Instructions for the task: Leave the pictures out and transcribe every record exactly.

________

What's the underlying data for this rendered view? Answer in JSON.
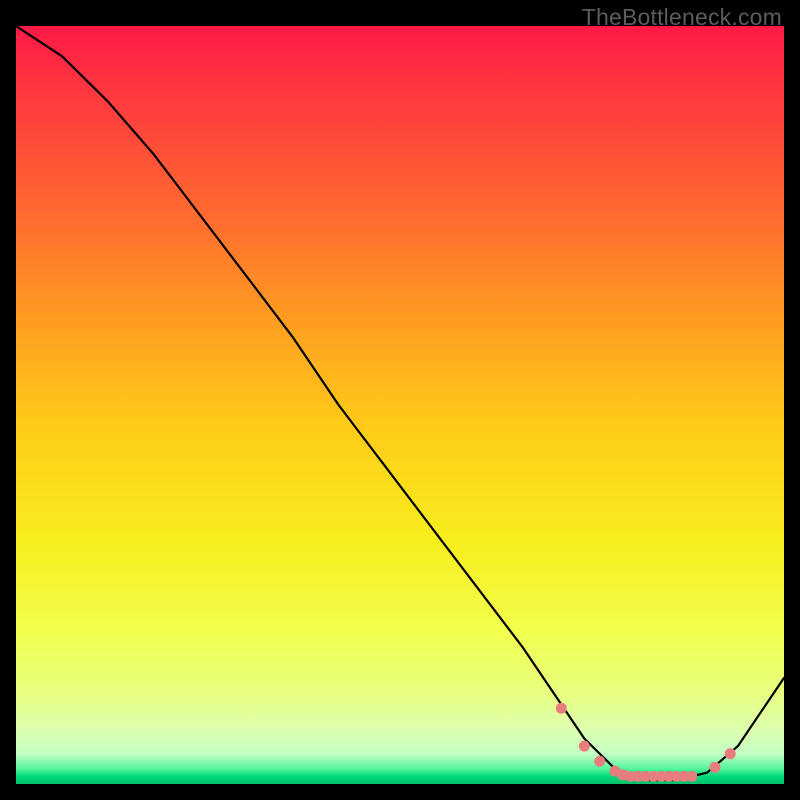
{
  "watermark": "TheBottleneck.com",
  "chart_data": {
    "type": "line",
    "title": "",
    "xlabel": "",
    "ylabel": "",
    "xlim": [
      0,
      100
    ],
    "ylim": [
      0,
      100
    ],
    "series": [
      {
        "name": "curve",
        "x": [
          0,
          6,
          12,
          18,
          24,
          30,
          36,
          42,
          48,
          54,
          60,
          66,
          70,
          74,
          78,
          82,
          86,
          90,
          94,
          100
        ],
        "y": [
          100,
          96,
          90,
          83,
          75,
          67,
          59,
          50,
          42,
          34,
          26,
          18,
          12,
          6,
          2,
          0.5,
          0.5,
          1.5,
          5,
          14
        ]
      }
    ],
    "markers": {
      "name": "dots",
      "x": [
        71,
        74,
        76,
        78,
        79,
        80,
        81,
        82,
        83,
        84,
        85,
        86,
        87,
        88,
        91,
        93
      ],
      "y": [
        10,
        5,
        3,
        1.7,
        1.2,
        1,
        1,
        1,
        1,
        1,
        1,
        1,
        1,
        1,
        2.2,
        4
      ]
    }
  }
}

________

The output:
What's the underlying data for this rendered view? Answer in JSON.
{
  "watermark": "TheBottleneck.com",
  "chart_data": {
    "type": "line",
    "title": "",
    "xlabel": "",
    "ylabel": "",
    "xlim": [
      0,
      100
    ],
    "ylim": [
      0,
      100
    ],
    "series": [
      {
        "name": "curve",
        "x": [
          0,
          6,
          12,
          18,
          24,
          30,
          36,
          42,
          48,
          54,
          60,
          66,
          70,
          74,
          78,
          82,
          86,
          90,
          94,
          100
        ],
        "y": [
          100,
          96,
          90,
          83,
          75,
          67,
          59,
          50,
          42,
          34,
          26,
          18,
          12,
          6,
          2,
          0.5,
          0.5,
          1.5,
          5,
          14
        ]
      }
    ],
    "markers": {
      "name": "dots",
      "x": [
        71,
        74,
        76,
        78,
        79,
        80,
        81,
        82,
        83,
        84,
        85,
        86,
        87,
        88,
        91,
        93
      ],
      "y": [
        10,
        5,
        3,
        1.7,
        1.2,
        1,
        1,
        1,
        1,
        1,
        1,
        1,
        1,
        1,
        2.2,
        4
      ]
    }
  }
}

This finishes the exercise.